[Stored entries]
——————————
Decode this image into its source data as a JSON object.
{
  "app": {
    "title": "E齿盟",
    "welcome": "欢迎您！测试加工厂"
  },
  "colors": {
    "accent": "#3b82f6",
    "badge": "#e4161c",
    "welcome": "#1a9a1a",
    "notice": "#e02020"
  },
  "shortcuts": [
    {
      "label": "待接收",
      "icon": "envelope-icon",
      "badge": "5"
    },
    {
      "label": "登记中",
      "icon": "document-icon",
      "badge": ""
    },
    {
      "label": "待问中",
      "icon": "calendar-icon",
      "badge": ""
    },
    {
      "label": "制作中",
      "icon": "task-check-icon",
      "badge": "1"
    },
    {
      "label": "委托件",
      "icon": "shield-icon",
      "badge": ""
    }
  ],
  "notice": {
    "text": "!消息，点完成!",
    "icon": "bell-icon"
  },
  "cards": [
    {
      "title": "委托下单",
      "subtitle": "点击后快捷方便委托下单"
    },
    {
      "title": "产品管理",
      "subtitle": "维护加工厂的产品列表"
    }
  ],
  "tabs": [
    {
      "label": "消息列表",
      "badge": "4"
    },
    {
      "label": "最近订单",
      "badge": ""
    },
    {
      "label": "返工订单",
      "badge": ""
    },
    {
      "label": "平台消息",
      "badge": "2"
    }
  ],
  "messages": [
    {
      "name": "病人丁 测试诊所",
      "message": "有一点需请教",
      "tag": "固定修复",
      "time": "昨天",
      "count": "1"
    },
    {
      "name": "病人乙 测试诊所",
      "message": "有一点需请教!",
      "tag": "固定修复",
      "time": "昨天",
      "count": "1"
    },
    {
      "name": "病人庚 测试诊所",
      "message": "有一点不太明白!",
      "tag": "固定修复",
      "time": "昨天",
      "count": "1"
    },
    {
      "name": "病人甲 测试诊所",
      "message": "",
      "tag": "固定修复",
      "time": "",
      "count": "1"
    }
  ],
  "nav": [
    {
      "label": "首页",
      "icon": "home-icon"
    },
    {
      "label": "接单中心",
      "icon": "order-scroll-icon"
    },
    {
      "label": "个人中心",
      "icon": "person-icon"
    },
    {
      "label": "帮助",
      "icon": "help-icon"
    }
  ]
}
——————————
• _GIVEN PROBLEM_: Take the entries and copy them out exactly.

• _EXERCISE OUTPUT_:
Decode this image into its source data as a JSON object.
{
  "app": {
    "title": "E齿盟",
    "welcome": "欢迎您！测试加工厂"
  },
  "colors": {
    "accent": "#3b82f6",
    "badge": "#e4161c",
    "welcome": "#1a9a1a",
    "notice": "#e02020"
  },
  "shortcuts": [
    {
      "label": "待接收",
      "icon": "envelope-icon",
      "badge": "5"
    },
    {
      "label": "登记中",
      "icon": "document-icon",
      "badge": ""
    },
    {
      "label": "待问中",
      "icon": "calendar-icon",
      "badge": ""
    },
    {
      "label": "制作中",
      "icon": "task-check-icon",
      "badge": "1"
    },
    {
      "label": "委托件",
      "icon": "shield-icon",
      "badge": ""
    }
  ],
  "notice": {
    "text": "!消息，点完成!",
    "icon": "bell-icon"
  },
  "cards": [
    {
      "title": "委托下单",
      "subtitle": "点击后快捷方便委托下单"
    },
    {
      "title": "产品管理",
      "subtitle": "维护加工厂的产品列表"
    }
  ],
  "tabs": [
    {
      "label": "消息列表",
      "badge": "4"
    },
    {
      "label": "最近订单",
      "badge": ""
    },
    {
      "label": "返工订单",
      "badge": ""
    },
    {
      "label": "平台消息",
      "badge": "2"
    }
  ],
  "messages": [
    {
      "name": "病人丁 测试诊所",
      "message": "有一点需请教",
      "tag": "固定修复",
      "time": "昨天",
      "count": "1"
    },
    {
      "name": "病人乙 测试诊所",
      "message": "有一点需请教!",
      "tag": "固定修复",
      "time": "昨天",
      "count": "1"
    },
    {
      "name": "病人庚 测试诊所",
      "message": "有一点不太明白!",
      "tag": "固定修复",
      "time": "昨天",
      "count": "1"
    },
    {
      "name": "病人甲 测试诊所",
      "message": "",
      "tag": "固定修复",
      "time": "",
      "count": "1"
    }
  ],
  "nav": [
    {
      "label": "首页",
      "icon": "home-icon"
    },
    {
      "label": "接单中心",
      "icon": "order-scroll-icon"
    },
    {
      "label": "个人中心",
      "icon": "person-icon"
    },
    {
      "label": "帮助",
      "icon": "help-icon"
    }
  ]
}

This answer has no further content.